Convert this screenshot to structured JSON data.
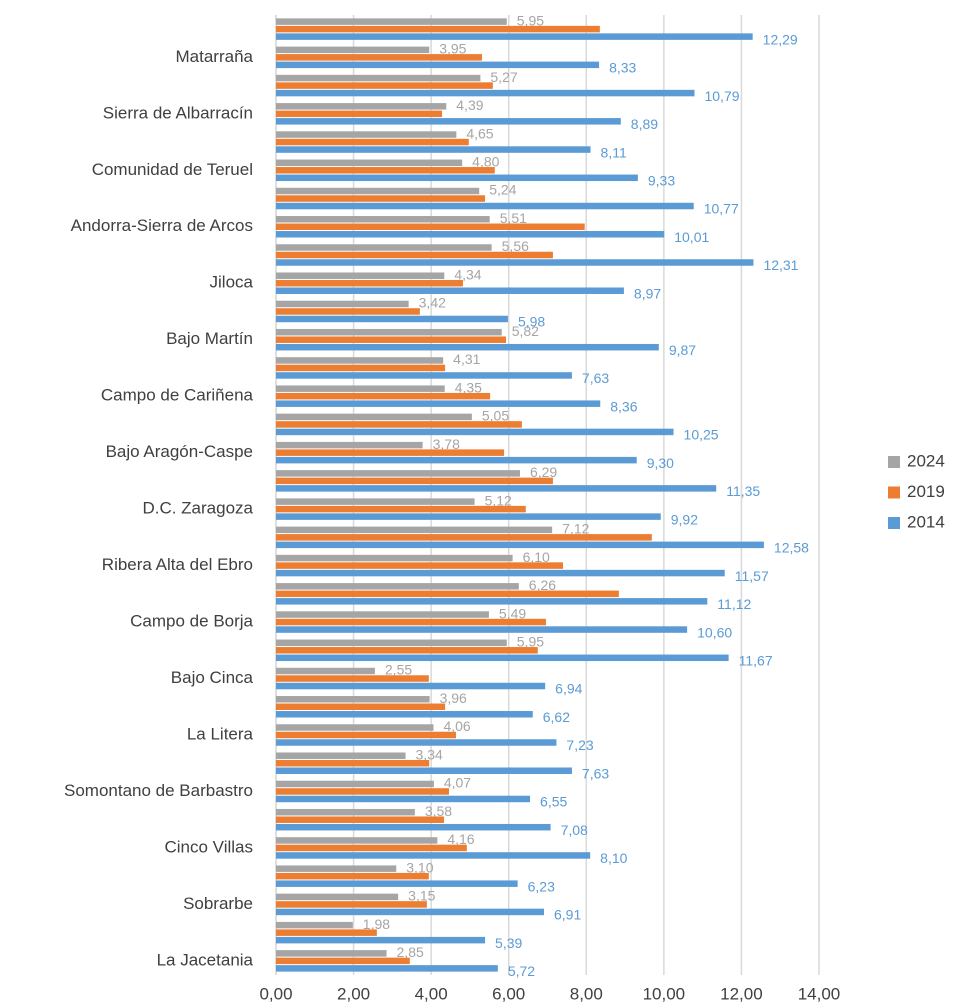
{
  "chart_data": {
    "type": "hbar",
    "categories": [
      null,
      "Matarraña",
      null,
      "Sierra de Albarracín",
      null,
      "Comunidad de Teruel",
      null,
      "Andorra-Sierra de Arcos",
      null,
      "Jiloca",
      null,
      "Bajo Martín",
      null,
      "Campo de Cariñena",
      null,
      "Bajo Aragón-Caspe",
      null,
      "D.C. Zaragoza",
      null,
      "Ribera Alta del Ebro",
      null,
      "Campo de Borja",
      null,
      "Bajo Cinca",
      null,
      "La Litera",
      null,
      "Somontano de Barbastro",
      null,
      "Cinco Villas",
      null,
      "Sobrarbe",
      null,
      "La Jacetania"
    ],
    "series": [
      {
        "name": "2024",
        "color": "#a5a5a5",
        "values": [
          5.95,
          3.95,
          5.27,
          4.39,
          4.65,
          4.8,
          5.24,
          5.51,
          5.56,
          4.34,
          3.42,
          5.82,
          4.31,
          4.35,
          5.05,
          3.78,
          6.29,
          5.12,
          7.12,
          6.1,
          6.26,
          5.49,
          5.95,
          2.55,
          3.96,
          4.06,
          3.34,
          4.07,
          3.58,
          4.16,
          3.1,
          3.15,
          1.98,
          2.85
        ],
        "value_labels": [
          "5,95",
          "3,95",
          "5,27",
          "4,39",
          "4,65",
          "4,80",
          "5,24",
          "5,51",
          "5,56",
          "4,34",
          "3,42",
          "5,82",
          "4,31",
          "4,35",
          "5,05",
          "3,78",
          "6,29",
          "5,12",
          "7,12",
          "6,10",
          "6,26",
          "5,49",
          "5,95",
          "2,55",
          "3,96",
          "4,06",
          "3,34",
          "4,07",
          "3,58",
          "4,16",
          "3,10",
          "3,15",
          "1,98",
          "2,85"
        ]
      },
      {
        "name": "2019",
        "color": "#ed7d31",
        "values": [
          8.35,
          5.31,
          5.59,
          4.28,
          4.97,
          5.64,
          5.39,
          7.96,
          7.14,
          4.82,
          3.71,
          5.93,
          4.36,
          5.52,
          6.34,
          5.88,
          7.14,
          6.44,
          9.69,
          7.4,
          8.84,
          6.96,
          6.75,
          3.94,
          4.36,
          4.64,
          3.95,
          4.46,
          4.33,
          4.92,
          3.94,
          3.89,
          2.6,
          3.45
        ]
      },
      {
        "name": "2014",
        "color": "#5b9bd5",
        "values": [
          12.29,
          8.33,
          10.79,
          8.89,
          8.11,
          9.33,
          10.77,
          10.01,
          12.31,
          8.97,
          5.98,
          9.87,
          7.63,
          8.36,
          10.25,
          9.3,
          11.35,
          9.92,
          12.58,
          11.57,
          11.12,
          10.6,
          11.67,
          6.94,
          6.62,
          7.23,
          7.63,
          6.55,
          7.08,
          8.1,
          6.23,
          6.91,
          5.39,
          5.72
        ],
        "value_labels": [
          "12,29",
          "8,33",
          "10,79",
          "8,89",
          "8,11",
          "9,33",
          "10,77",
          "10,01",
          "12,31",
          "8,97",
          "5,98",
          "9,87",
          "7,63",
          "8,36",
          "10,25",
          "9,30",
          "11,35",
          "9,92",
          "12,58",
          "11,57",
          "11,12",
          "10,60",
          "11,67",
          "6,94",
          "6,62",
          "7,23",
          "7,63",
          "6,55",
          "7,08",
          "8,10",
          "6,23",
          "6,91",
          "5,39",
          "5,72"
        ]
      }
    ],
    "xlim": [
      0,
      14
    ],
    "xticks": [
      {
        "value": 0,
        "label": "0,00"
      },
      {
        "value": 2,
        "label": "2,00"
      },
      {
        "value": 4,
        "label": "4,00"
      },
      {
        "value": 6,
        "label": "6,00"
      },
      {
        "value": 8,
        "label": "8,00"
      },
      {
        "value": 10,
        "label": "10,00"
      },
      {
        "value": 12,
        "label": "12,00"
      },
      {
        "value": 14,
        "label": "14,00"
      }
    ],
    "grid": true,
    "legend": "right"
  }
}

****************

Goal: Extract all lines from the material above that include the word "color".

The answer:
        "color": "#a5a5a5",
        "color": "#ed7d31",
        "color": "#5b9bd5",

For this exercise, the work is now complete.